* **Data records**
+---+
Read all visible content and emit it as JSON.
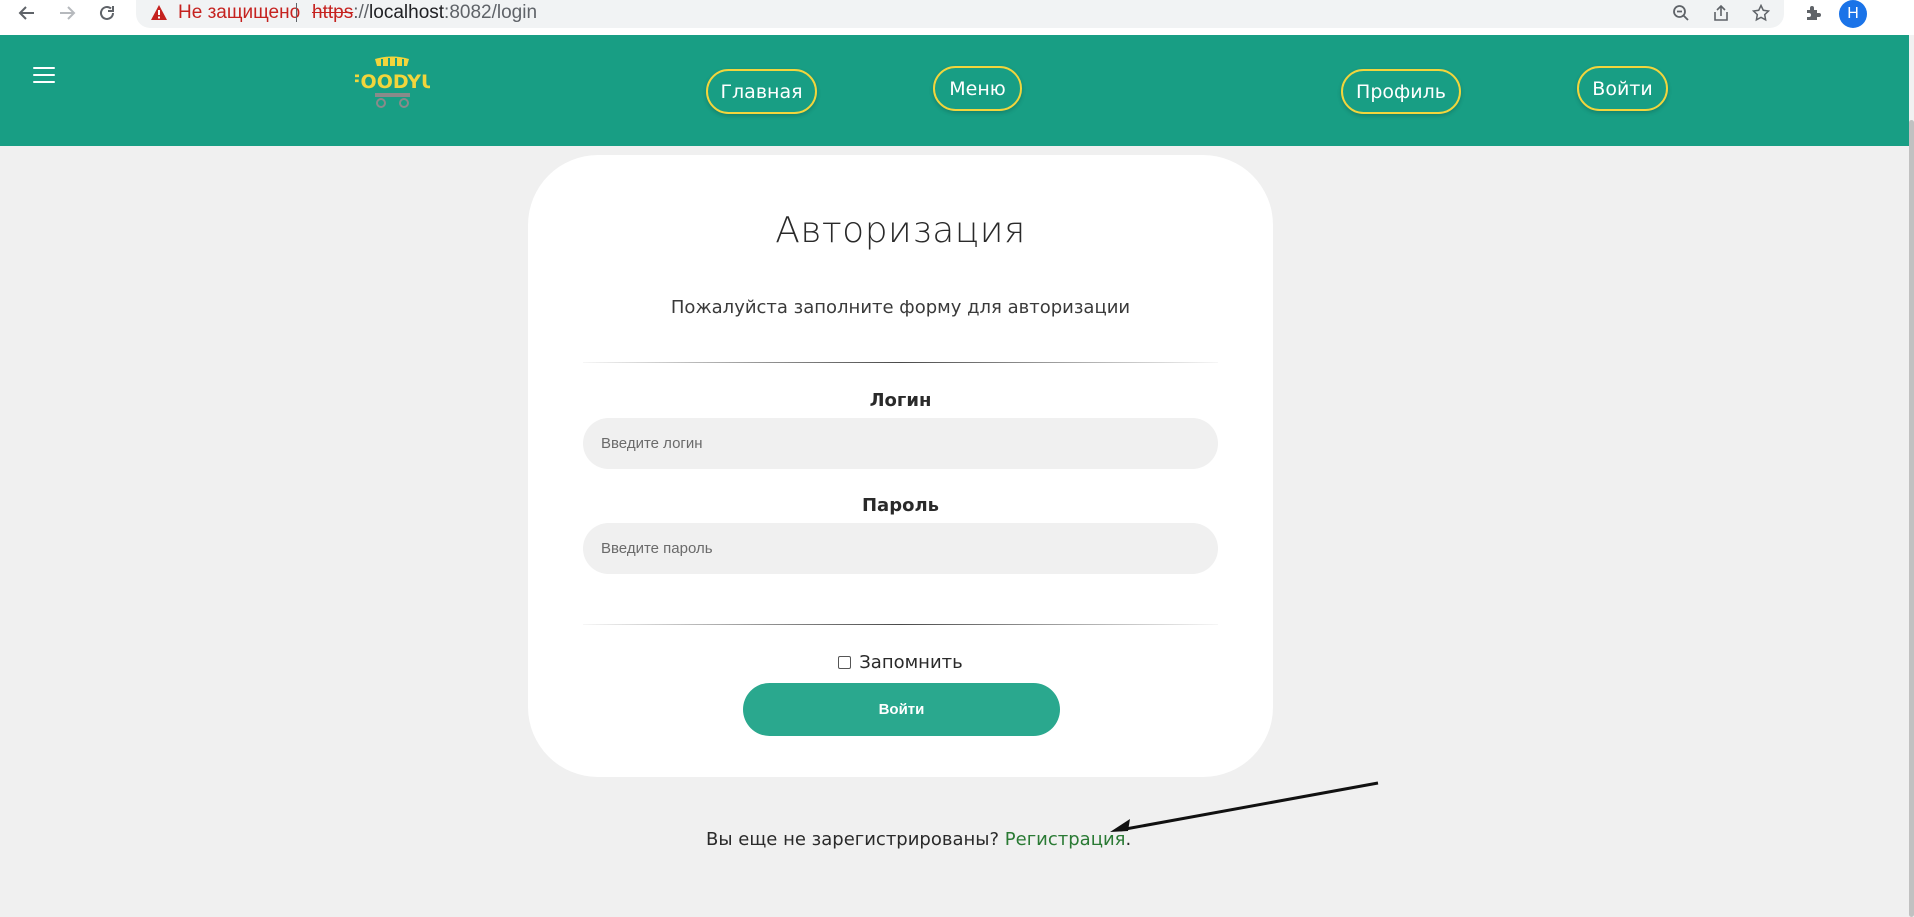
{
  "browser": {
    "security_status": "Не защищено",
    "url_scheme": "https",
    "url_rest_prefix": "://",
    "url_host": "localhost",
    "url_path": ":8082/login",
    "profile_initial": "Н"
  },
  "header": {
    "nav": [
      {
        "label": "Главная"
      },
      {
        "label": "Меню"
      },
      {
        "label": "Профиль"
      },
      {
        "label": "Войти"
      }
    ]
  },
  "login_form": {
    "title": "Авторизация",
    "subtitle": "Пожалуйста заполните форму для авторизации",
    "login_label": "Логин",
    "login_placeholder": "Введите логин",
    "password_label": "Пароль",
    "password_placeholder": "Введите пароль",
    "remember_label": "Запомнить",
    "submit_label": "Войти"
  },
  "register": {
    "prompt": "Вы еще не зарегистрированы?",
    "link_label": "Регистрация",
    "period": "."
  },
  "colors": {
    "header_bg": "#189e84",
    "nav_border": "#f2d53c",
    "button_bg": "#2aa88e",
    "link": "#2a7a34",
    "page_bg": "#f0f0f0"
  }
}
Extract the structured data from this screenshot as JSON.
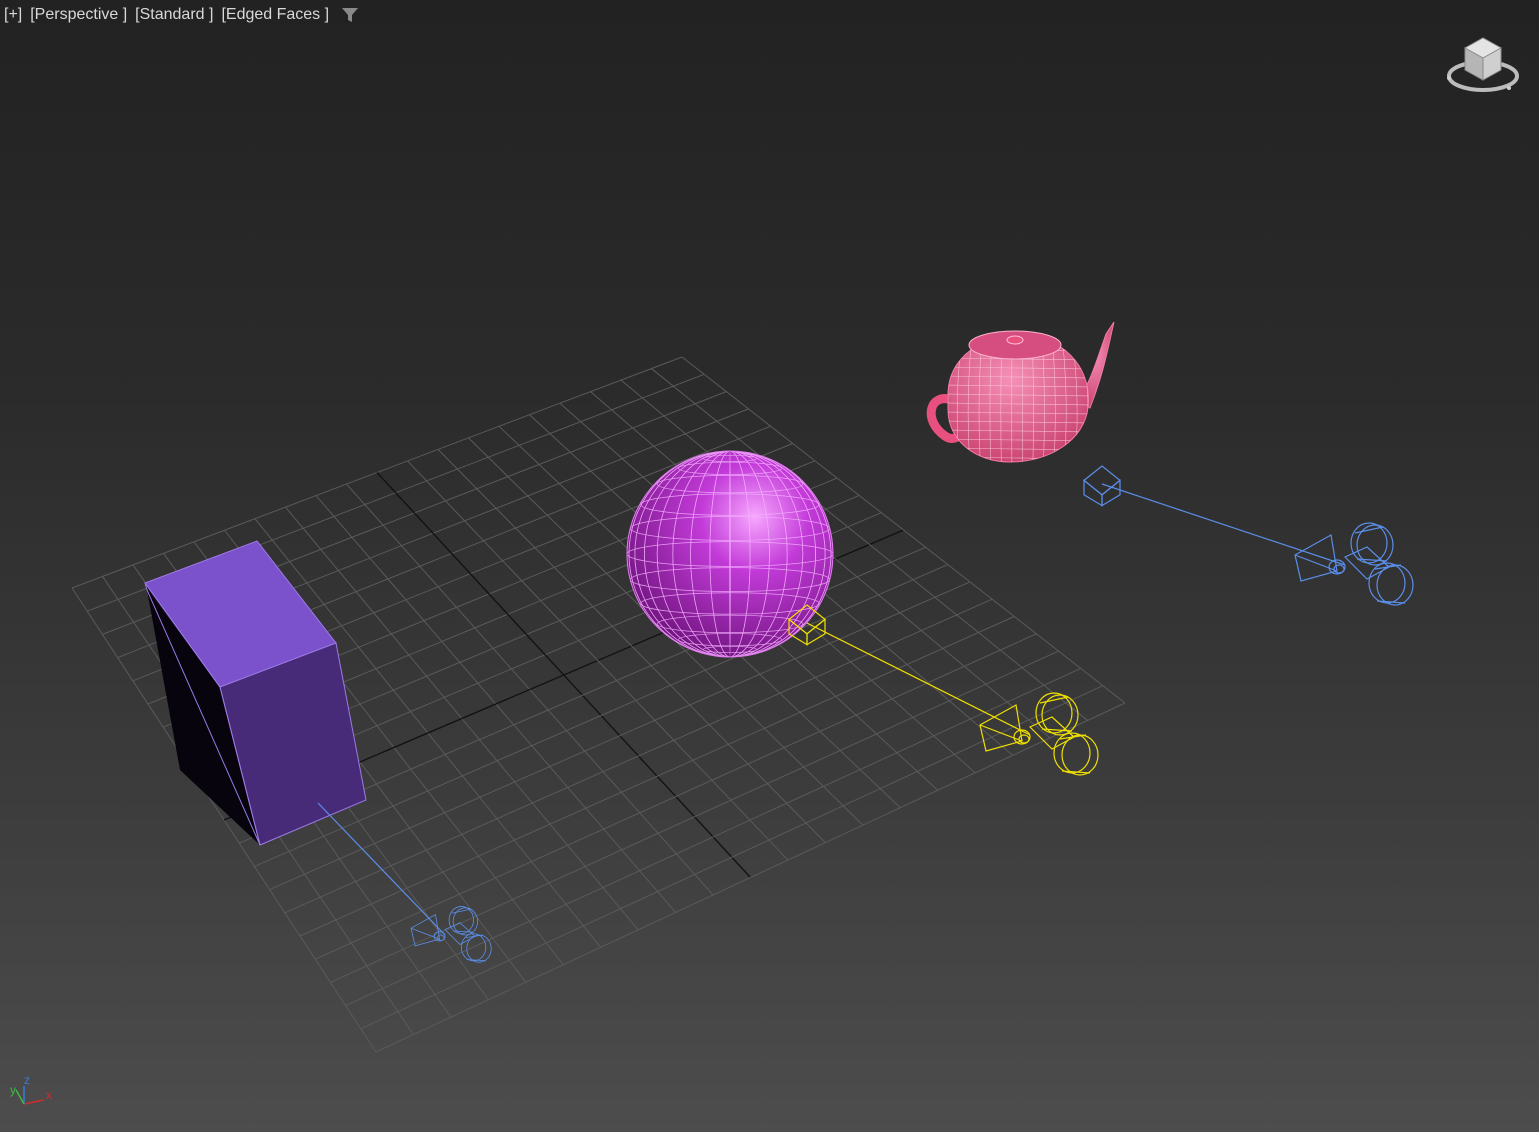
{
  "viewport": {
    "labels": {
      "plus": "[+]",
      "view": "[Perspective ]",
      "shading_style": "[Standard ]",
      "display_mode": "[Edged Faces ]"
    },
    "filter_icon": "filter-icon",
    "navigation": "viewcube",
    "axis_tripod": {
      "x": "x",
      "y": "y",
      "z": "z"
    }
  },
  "scene_objects": [
    {
      "name": "box",
      "type": "box",
      "color": "#7b4fc9"
    },
    {
      "name": "sphere",
      "type": "sphere",
      "color": "#c23ad8"
    },
    {
      "name": "teapot",
      "type": "teapot",
      "color": "#e8507f"
    },
    {
      "name": "camera-yellow",
      "type": "target-camera",
      "color": "#f0e000",
      "selected": true
    },
    {
      "name": "camera-blue-right",
      "type": "target-camera",
      "color": "#5b8ee8"
    },
    {
      "name": "camera-blue-left",
      "type": "target-camera",
      "color": "#5b8ee8"
    }
  ],
  "colors": {
    "grid": "#5a5a5a",
    "grid_axis": "#111111",
    "selected": "#f0e000",
    "unselected_camera": "#5b8ee8"
  }
}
+---+
* **STATED TASK**
Pictures in the records above are not copied; print everything else exactly.

* **WRITTEN RESPONSE**
Read all visible content and emit it as JSON.
{
  "browser": {
    "security_status": "Не защищено",
    "url_scheme": "https",
    "url_rest_prefix": "://",
    "url_host": "localhost",
    "url_path": ":8082/login",
    "profile_initial": "Н"
  },
  "header": {
    "nav": [
      {
        "label": "Главная"
      },
      {
        "label": "Меню"
      },
      {
        "label": "Профиль"
      },
      {
        "label": "Войти"
      }
    ]
  },
  "login_form": {
    "title": "Авторизация",
    "subtitle": "Пожалуйста заполните форму для авторизации",
    "login_label": "Логин",
    "login_placeholder": "Введите логин",
    "password_label": "Пароль",
    "password_placeholder": "Введите пароль",
    "remember_label": "Запомнить",
    "submit_label": "Войти"
  },
  "register": {
    "prompt": "Вы еще не зарегистрированы?",
    "link_label": "Регистрация",
    "period": "."
  },
  "colors": {
    "header_bg": "#189e84",
    "nav_border": "#f2d53c",
    "button_bg": "#2aa88e",
    "link": "#2a7a34",
    "page_bg": "#f0f0f0"
  }
}
Extract the structured data from this screenshot as JSON.
{
  "viewport": {
    "labels": {
      "plus": "[+]",
      "view": "[Perspective ]",
      "shading_style": "[Standard ]",
      "display_mode": "[Edged Faces ]"
    },
    "filter_icon": "filter-icon",
    "navigation": "viewcube",
    "axis_tripod": {
      "x": "x",
      "y": "y",
      "z": "z"
    }
  },
  "scene_objects": [
    {
      "name": "box",
      "type": "box",
      "color": "#7b4fc9"
    },
    {
      "name": "sphere",
      "type": "sphere",
      "color": "#c23ad8"
    },
    {
      "name": "teapot",
      "type": "teapot",
      "color": "#e8507f"
    },
    {
      "name": "camera-yellow",
      "type": "target-camera",
      "color": "#f0e000",
      "selected": true
    },
    {
      "name": "camera-blue-right",
      "type": "target-camera",
      "color": "#5b8ee8"
    },
    {
      "name": "camera-blue-left",
      "type": "target-camera",
      "color": "#5b8ee8"
    }
  ],
  "colors": {
    "grid": "#5a5a5a",
    "grid_axis": "#111111",
    "selected": "#f0e000",
    "unselected_camera": "#5b8ee8"
  }
}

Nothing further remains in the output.